**EXERCISE REQUIREMENTS**
Copy every record below, exactly as written.

**THE DATA**
====================

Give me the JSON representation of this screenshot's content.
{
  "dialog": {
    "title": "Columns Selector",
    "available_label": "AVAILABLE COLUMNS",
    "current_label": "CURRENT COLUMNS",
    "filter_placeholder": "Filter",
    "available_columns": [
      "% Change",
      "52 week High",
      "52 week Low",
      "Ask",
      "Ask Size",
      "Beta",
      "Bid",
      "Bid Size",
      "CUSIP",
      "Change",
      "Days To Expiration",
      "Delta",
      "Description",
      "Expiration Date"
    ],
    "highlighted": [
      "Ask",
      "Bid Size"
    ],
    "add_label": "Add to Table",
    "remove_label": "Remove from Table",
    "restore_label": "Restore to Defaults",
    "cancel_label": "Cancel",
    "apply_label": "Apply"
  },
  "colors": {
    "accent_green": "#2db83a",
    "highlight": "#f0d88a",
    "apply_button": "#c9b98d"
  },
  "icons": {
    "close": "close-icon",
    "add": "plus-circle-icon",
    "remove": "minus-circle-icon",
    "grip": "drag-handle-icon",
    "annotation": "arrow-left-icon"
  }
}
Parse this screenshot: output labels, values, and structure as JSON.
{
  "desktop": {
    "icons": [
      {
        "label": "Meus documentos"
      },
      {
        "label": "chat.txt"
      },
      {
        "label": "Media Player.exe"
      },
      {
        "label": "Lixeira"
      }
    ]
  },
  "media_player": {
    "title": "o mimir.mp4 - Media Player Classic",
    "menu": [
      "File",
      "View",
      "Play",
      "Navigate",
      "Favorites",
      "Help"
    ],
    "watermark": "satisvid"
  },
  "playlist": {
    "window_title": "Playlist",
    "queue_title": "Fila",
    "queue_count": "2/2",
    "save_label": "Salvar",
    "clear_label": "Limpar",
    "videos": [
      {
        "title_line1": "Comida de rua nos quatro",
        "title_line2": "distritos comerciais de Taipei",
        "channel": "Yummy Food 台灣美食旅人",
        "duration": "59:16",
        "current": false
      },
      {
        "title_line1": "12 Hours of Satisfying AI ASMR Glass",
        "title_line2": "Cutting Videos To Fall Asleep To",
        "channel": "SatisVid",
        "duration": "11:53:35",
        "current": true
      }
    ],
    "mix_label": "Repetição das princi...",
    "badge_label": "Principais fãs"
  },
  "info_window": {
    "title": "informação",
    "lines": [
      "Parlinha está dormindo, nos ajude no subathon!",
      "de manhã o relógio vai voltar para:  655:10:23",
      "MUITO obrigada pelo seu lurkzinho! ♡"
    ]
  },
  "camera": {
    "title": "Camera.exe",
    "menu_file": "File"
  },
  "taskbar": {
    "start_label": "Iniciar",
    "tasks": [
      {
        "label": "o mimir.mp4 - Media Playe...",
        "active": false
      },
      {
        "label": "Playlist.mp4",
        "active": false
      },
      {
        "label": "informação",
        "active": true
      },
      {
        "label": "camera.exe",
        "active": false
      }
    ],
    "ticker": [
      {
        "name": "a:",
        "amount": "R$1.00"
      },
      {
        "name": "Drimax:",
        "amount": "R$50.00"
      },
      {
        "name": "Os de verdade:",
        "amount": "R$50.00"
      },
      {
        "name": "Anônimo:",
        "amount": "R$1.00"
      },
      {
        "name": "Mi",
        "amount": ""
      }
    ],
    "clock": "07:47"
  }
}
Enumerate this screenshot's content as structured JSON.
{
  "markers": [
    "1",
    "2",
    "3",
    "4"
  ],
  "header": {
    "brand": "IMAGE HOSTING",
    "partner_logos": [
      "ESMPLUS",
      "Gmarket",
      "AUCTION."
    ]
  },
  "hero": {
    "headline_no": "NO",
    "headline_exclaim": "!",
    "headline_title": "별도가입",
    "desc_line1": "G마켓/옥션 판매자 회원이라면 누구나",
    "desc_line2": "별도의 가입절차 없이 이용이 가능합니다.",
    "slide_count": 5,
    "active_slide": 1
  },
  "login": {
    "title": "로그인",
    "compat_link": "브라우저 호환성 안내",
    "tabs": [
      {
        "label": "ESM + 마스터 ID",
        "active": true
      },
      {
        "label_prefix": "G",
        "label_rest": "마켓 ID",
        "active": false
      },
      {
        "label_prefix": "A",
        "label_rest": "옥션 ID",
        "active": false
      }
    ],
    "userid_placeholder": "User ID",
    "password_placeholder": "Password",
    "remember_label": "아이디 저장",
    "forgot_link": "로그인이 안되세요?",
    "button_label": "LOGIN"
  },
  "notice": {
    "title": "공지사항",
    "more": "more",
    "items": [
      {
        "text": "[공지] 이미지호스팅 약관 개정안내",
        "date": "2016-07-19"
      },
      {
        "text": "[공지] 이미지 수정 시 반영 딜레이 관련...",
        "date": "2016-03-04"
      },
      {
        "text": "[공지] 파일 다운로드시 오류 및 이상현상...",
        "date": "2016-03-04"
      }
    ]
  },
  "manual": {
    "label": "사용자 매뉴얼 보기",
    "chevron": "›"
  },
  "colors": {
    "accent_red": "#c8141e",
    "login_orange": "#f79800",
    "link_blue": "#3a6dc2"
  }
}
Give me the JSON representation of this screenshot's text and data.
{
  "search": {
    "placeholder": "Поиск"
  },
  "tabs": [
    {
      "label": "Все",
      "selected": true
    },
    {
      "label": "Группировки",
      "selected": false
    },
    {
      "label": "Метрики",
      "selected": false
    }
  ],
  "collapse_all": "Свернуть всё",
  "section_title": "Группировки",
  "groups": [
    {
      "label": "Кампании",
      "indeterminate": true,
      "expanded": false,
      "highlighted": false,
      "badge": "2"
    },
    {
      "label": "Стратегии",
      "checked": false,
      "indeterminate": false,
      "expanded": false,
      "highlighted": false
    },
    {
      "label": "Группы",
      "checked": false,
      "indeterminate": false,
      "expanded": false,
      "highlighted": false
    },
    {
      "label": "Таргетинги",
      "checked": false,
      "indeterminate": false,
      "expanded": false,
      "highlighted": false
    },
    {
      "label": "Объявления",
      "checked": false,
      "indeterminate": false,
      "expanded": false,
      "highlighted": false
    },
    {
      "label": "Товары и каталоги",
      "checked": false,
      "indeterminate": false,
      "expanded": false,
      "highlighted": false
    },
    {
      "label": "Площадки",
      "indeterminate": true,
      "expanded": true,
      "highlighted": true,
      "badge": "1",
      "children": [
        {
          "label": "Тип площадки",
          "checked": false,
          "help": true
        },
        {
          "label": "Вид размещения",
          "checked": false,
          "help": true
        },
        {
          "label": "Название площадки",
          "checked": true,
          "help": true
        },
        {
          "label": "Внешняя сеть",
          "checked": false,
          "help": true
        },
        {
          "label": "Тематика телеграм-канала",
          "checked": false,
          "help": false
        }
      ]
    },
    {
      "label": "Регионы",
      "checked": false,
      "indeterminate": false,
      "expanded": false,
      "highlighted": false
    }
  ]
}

====================

**THE ANSWER**
Give me the JSON representation of this screenshot's content.
{
  "dialog": {
    "title": "Columns Selector",
    "available_label": "AVAILABLE COLUMNS",
    "current_label": "CURRENT COLUMNS",
    "filter_placeholder": "Filter",
    "available_columns": [
      "% Change",
      "52 week High",
      "52 week Low",
      "Ask",
      "Ask Size",
      "Beta",
      "Bid",
      "Bid Size",
      "CUSIP",
      "Change",
      "Days To Expiration",
      "Delta",
      "Description",
      "Expiration Date"
    ],
    "highlighted": [
      "Ask",
      "Bid Size"
    ],
    "add_label": "Add to Table",
    "remove_label": "Remove from Table",
    "restore_label": "Restore to Defaults",
    "cancel_label": "Cancel",
    "apply_label": "Apply"
  },
  "colors": {
    "accent_green": "#2db83a",
    "highlight": "#f0d88a",
    "apply_button": "#c9b98d"
  },
  "icons": {
    "close": "close-icon",
    "add": "plus-circle-icon",
    "remove": "minus-circle-icon",
    "grip": "drag-handle-icon",
    "annotation": "arrow-left-icon"
  }
}
Parse this screenshot: output labels, values, and structure as JSON.
{
  "desktop": {
    "icons": [
      {
        "label": "Meus documentos"
      },
      {
        "label": "chat.txt"
      },
      {
        "label": "Media Player.exe"
      },
      {
        "label": "Lixeira"
      }
    ]
  },
  "media_player": {
    "title": "o mimir.mp4 - Media Player Classic",
    "menu": [
      "File",
      "View",
      "Play",
      "Navigate",
      "Favorites",
      "Help"
    ],
    "watermark": "satisvid"
  },
  "playlist": {
    "window_title": "Playlist",
    "queue_title": "Fila",
    "queue_count": "2/2",
    "save_label": "Salvar",
    "clear_label": "Limpar",
    "videos": [
      {
        "title_line1": "Comida de rua nos quatro",
        "title_line2": "distritos comerciais de Taipei",
        "channel": "Yummy Food 台灣美食旅人",
        "duration": "59:16",
        "current": false
      },
      {
        "title_line1": "12 Hours of Satisfying AI ASMR Glass",
        "title_line2": "Cutting Videos To Fall Asleep To",
        "channel": "SatisVid",
        "duration": "11:53:35",
        "current": true
      }
    ],
    "mix_label": "Repetição das princi...",
    "badge_label": "Principais fãs"
  },
  "info_window": {
    "title": "informação",
    "lines": [
      "Parlinha está dormindo, nos ajude no subathon!",
      "de manhã o relógio vai voltar para:  655:10:23",
      "MUITO obrigada pelo seu lurkzinho! ♡"
    ]
  },
  "camera": {
    "title": "Camera.exe",
    "menu_file": "File"
  },
  "taskbar": {
    "start_label": "Iniciar",
    "tasks": [
      {
        "label": "o mimir.mp4 - Media Playe...",
        "active": false
      },
      {
        "label": "Playlist.mp4",
        "active": false
      },
      {
        "label": "informação",
        "active": true
      },
      {
        "label": "camera.exe",
        "active": false
      }
    ],
    "ticker": [
      {
        "name": "a:",
        "amount": "R$1.00"
      },
      {
        "name": "Drimax:",
        "amount": "R$50.00"
      },
      {
        "name": "Os de verdade:",
        "amount": "R$50.00"
      },
      {
        "name": "Anônimo:",
        "amount": "R$1.00"
      },
      {
        "name": "Mi",
        "amount": ""
      }
    ],
    "clock": "07:47"
  }
}
Enumerate this screenshot's content as structured JSON.
{
  "markers": [
    "1",
    "2",
    "3",
    "4"
  ],
  "header": {
    "brand": "IMAGE HOSTING",
    "partner_logos": [
      "ESMPLUS",
      "Gmarket",
      "AUCTION."
    ]
  },
  "hero": {
    "headline_no": "NO",
    "headline_exclaim": "!",
    "headline_title": "별도가입",
    "desc_line1": "G마켓/옥션 판매자 회원이라면 누구나",
    "desc_line2": "별도의 가입절차 없이 이용이 가능합니다.",
    "slide_count": 5,
    "active_slide": 1
  },
  "login": {
    "title": "로그인",
    "compat_link": "브라우저 호환성 안내",
    "tabs": [
      {
        "label": "ESM + 마스터 ID",
        "active": true
      },
      {
        "label_prefix": "G",
        "label_rest": "마켓 ID",
        "active": false
      },
      {
        "label_prefix": "A",
        "label_rest": "옥션 ID",
        "active": false
      }
    ],
    "userid_placeholder": "User ID",
    "password_placeholder": "Password",
    "remember_label": "아이디 저장",
    "forgot_link": "로그인이 안되세요?",
    "button_label": "LOGIN"
  },
  "notice": {
    "title": "공지사항",
    "more": "more",
    "items": [
      {
        "text": "[공지] 이미지호스팅 약관 개정안내",
        "date": "2016-07-19"
      },
      {
        "text": "[공지] 이미지 수정 시 반영 딜레이 관련...",
        "date": "2016-03-04"
      },
      {
        "text": "[공지] 파일 다운로드시 오류 및 이상현상...",
        "date": "2016-03-04"
      }
    ]
  },
  "manual": {
    "label": "사용자 매뉴얼 보기",
    "chevron": "›"
  },
  "colors": {
    "accent_red": "#c8141e",
    "login_orange": "#f79800",
    "link_blue": "#3a6dc2"
  }
}
Give me the JSON representation of this screenshot's text and data.
{
  "search": {
    "placeholder": "Поиск"
  },
  "tabs": [
    {
      "label": "Все",
      "selected": true
    },
    {
      "label": "Группировки",
      "selected": false
    },
    {
      "label": "Метрики",
      "selected": false
    }
  ],
  "collapse_all": "Свернуть всё",
  "section_title": "Группировки",
  "groups": [
    {
      "label": "Кампании",
      "indeterminate": true,
      "expanded": false,
      "highlighted": false,
      "badge": "2"
    },
    {
      "label": "Стратегии",
      "checked": false,
      "indeterminate": false,
      "expanded": false,
      "highlighted": false
    },
    {
      "label": "Группы",
      "checked": false,
      "indeterminate": false,
      "expanded": false,
      "highlighted": false
    },
    {
      "label": "Таргетинги",
      "checked": false,
      "indeterminate": false,
      "expanded": false,
      "highlighted": false
    },
    {
      "label": "Объявления",
      "checked": false,
      "indeterminate": false,
      "expanded": false,
      "highlighted": false
    },
    {
      "label": "Товары и каталоги",
      "checked": false,
      "indeterminate": false,
      "expanded": false,
      "highlighted": false
    },
    {
      "label": "Площадки",
      "indeterminate": true,
      "expanded": true,
      "highlighted": true,
      "badge": "1",
      "children": [
        {
          "label": "Тип площадки",
          "checked": false,
          "help": true
        },
        {
          "label": "Вид размещения",
          "checked": false,
          "help": true
        },
        {
          "label": "Название площадки",
          "checked": true,
          "help": true
        },
        {
          "label": "Внешняя сеть",
          "checked": false,
          "help": true
        },
        {
          "label": "Тематика телеграм-канала",
          "checked": false,
          "help": false
        }
      ]
    },
    {
      "label": "Регионы",
      "checked": false,
      "indeterminate": false,
      "expanded": false,
      "highlighted": false
    }
  ]
}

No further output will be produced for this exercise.